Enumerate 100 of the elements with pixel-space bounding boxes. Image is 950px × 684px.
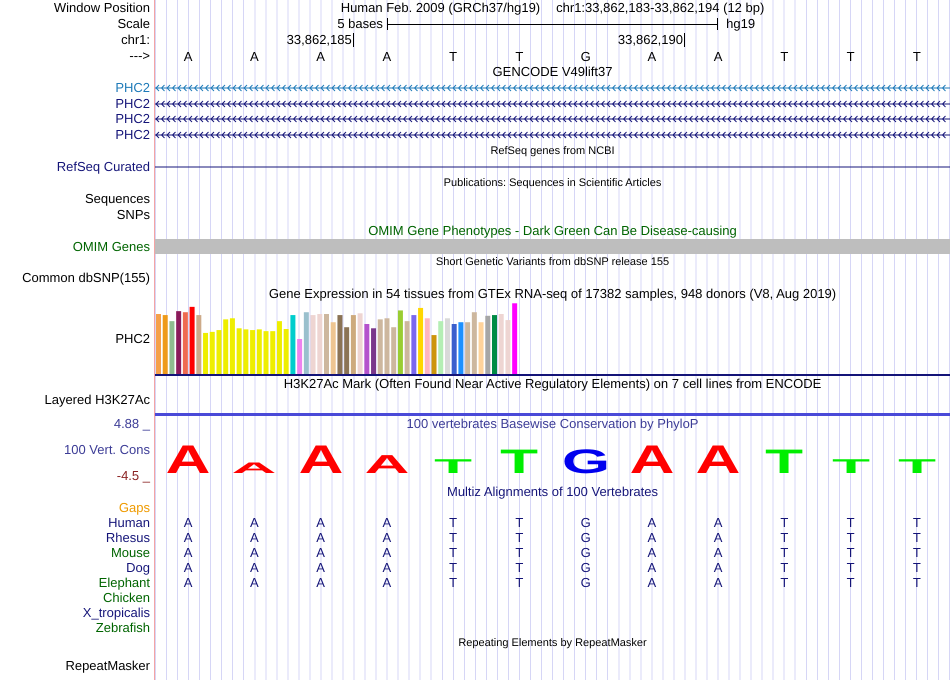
assembly-name: Human Feb. 2009 (GRCh37/hg19) — [340, 0, 540, 16]
expression-bar — [492, 315, 497, 374]
track-title: GENCODE V49lift37 — [492, 64, 614, 80]
logo-letter: A — [298, 438, 343, 478]
base-letter: T — [448, 545, 458, 560]
base-letter: T — [514, 48, 524, 64]
scale-text: 5 bases — [337, 16, 383, 32]
logo-letter: T — [832, 454, 870, 478]
base-letter: A — [712, 515, 724, 530]
base-letter: T — [514, 545, 524, 560]
base-letter: T — [514, 515, 524, 530]
track-label: OMIM Genes — [72, 239, 150, 254]
track-label: ---> — [129, 48, 150, 64]
base-letter: T — [448, 530, 458, 545]
track-title: Publications: Sequences in Scientific Articles — [442, 176, 662, 191]
base-letter: A — [646, 530, 658, 545]
track-label: Scale — [117, 16, 150, 32]
track-label: Mouse — [110, 545, 150, 560]
logo-letter: T — [898, 454, 936, 478]
base-letter: A — [249, 560, 260, 575]
track-title: Multiz Alignments of 100 Vertebrates — [446, 484, 659, 500]
logo-letter: T — [500, 442, 538, 478]
base-letter: A — [315, 560, 326, 575]
base-letter: A — [249, 545, 260, 560]
coordinate-label: 33,862,185 — [286, 33, 354, 47]
base-letter: T — [846, 545, 856, 560]
base-letter: G — [580, 560, 592, 575]
track-label: Common dbSNP(155) — [22, 270, 150, 286]
base-letter: T — [912, 530, 922, 545]
base-letter: A — [646, 560, 658, 575]
base-letter: A — [712, 560, 724, 575]
track-label: Layered H3K27Ac — [44, 392, 150, 408]
base-letter: A — [382, 545, 392, 560]
base-letter: A — [382, 48, 392, 64]
base-letter: A — [646, 515, 658, 530]
base-letter: T — [779, 515, 790, 530]
base-letter: A — [646, 575, 658, 590]
track-label: PHC2 — [115, 112, 150, 128]
track-label: Window Position — [54, 0, 150, 16]
base-letter: A — [249, 48, 260, 64]
base-letter: A — [382, 515, 392, 530]
track-label: Gaps — [118, 500, 150, 515]
base-letter: T — [779, 560, 790, 575]
track-label: PHC2 — [115, 96, 150, 112]
track-label: Human — [108, 515, 150, 530]
base-letter: A — [382, 560, 392, 575]
base-letter: T — [448, 560, 458, 575]
base-letter: T — [448, 575, 458, 590]
base-letter: G — [580, 530, 592, 545]
base-letter: T — [514, 530, 524, 545]
base-letter: T — [846, 560, 856, 575]
base-letter: A — [315, 48, 326, 64]
track-title: RefSeq genes from NCBI — [489, 144, 616, 159]
expression-bar — [156, 314, 161, 374]
track-label: PHC2 — [115, 127, 150, 143]
track-label: PHC2 — [115, 80, 150, 96]
base-letter: T — [912, 575, 922, 590]
base-letter: G — [580, 515, 592, 530]
base-letter: T — [514, 575, 524, 590]
base-letter: T — [846, 48, 856, 64]
track-label: RefSeq Curated — [56, 159, 150, 175]
track-label: chr1: — [121, 32, 150, 48]
track-label: SNPs — [116, 207, 150, 223]
track-label: RepeatMasker — [65, 658, 150, 674]
base-letter: T — [912, 48, 922, 64]
base-letter: T — [779, 48, 790, 64]
logo-letter: A — [166, 438, 210, 478]
base-letter: G — [580, 545, 592, 560]
base-letter: A — [712, 48, 724, 64]
logo-letter: T — [434, 454, 472, 478]
base-letter: T — [846, 575, 856, 590]
track-title: Repeating Elements by RepeatMasker — [457, 636, 648, 651]
base-letter: T — [779, 530, 790, 545]
base-letter: A — [382, 575, 392, 590]
base-letter: A — [712, 530, 724, 545]
track-label: Sequences — [84, 191, 150, 207]
base-letter: A — [182, 575, 194, 590]
logo-letter: A — [629, 438, 674, 478]
track-label: Elephant — [98, 575, 150, 590]
track-label: X_tropicalis — [82, 605, 150, 620]
base-letter: A — [182, 560, 194, 575]
track-label: 4.88 _ — [114, 416, 150, 432]
base-letter: A — [315, 530, 326, 545]
base-letter: A — [315, 515, 326, 530]
base-letter: T — [779, 575, 790, 590]
assembly-label: hg19 — [726, 16, 756, 31]
logo-letter: A — [696, 438, 740, 478]
base-letter: T — [846, 530, 856, 545]
expression-bar — [512, 303, 518, 374]
track-title: 100 vertebrates Basewise Conservation by PhyloP — [406, 416, 700, 432]
track-label: Zebrafish — [96, 620, 150, 635]
base-letter: G — [580, 48, 592, 64]
base-letter: T — [912, 545, 922, 560]
base-letter: A — [646, 545, 658, 560]
track-title: Short Genetic Variants from dbSNP release 155 — [434, 255, 670, 270]
base-letter: A — [249, 530, 260, 545]
base-letter: T — [514, 560, 524, 575]
logo-letter: T — [765, 442, 804, 478]
base-letter: A — [182, 530, 194, 545]
base-letter: A — [646, 48, 658, 64]
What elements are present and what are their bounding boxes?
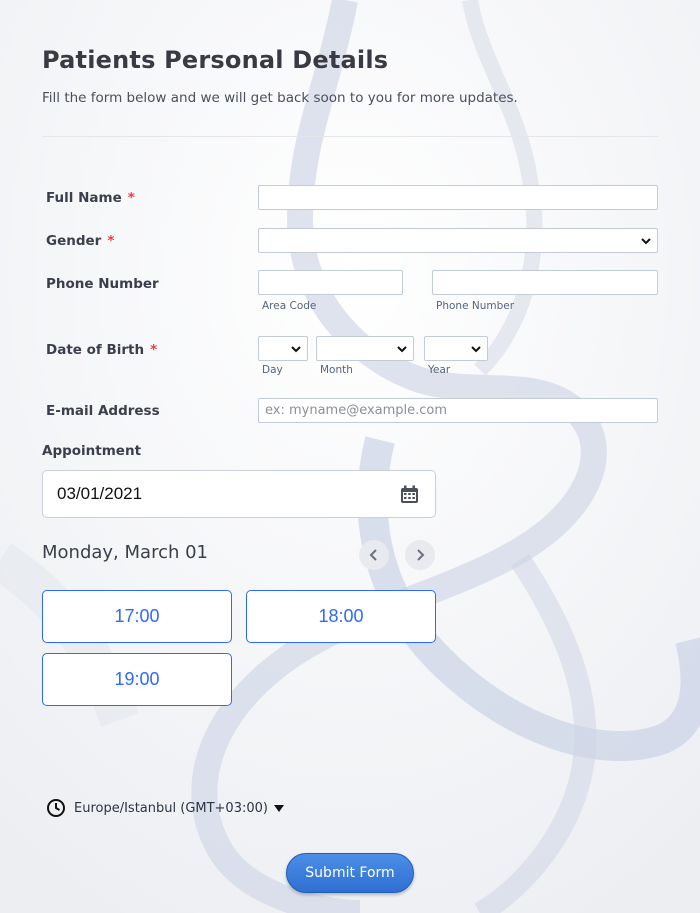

**********

[WORK REQUIRED]: Your answer must be one number: how many lines of the entries hold the string "title".

[RESPONSE AREA]: 7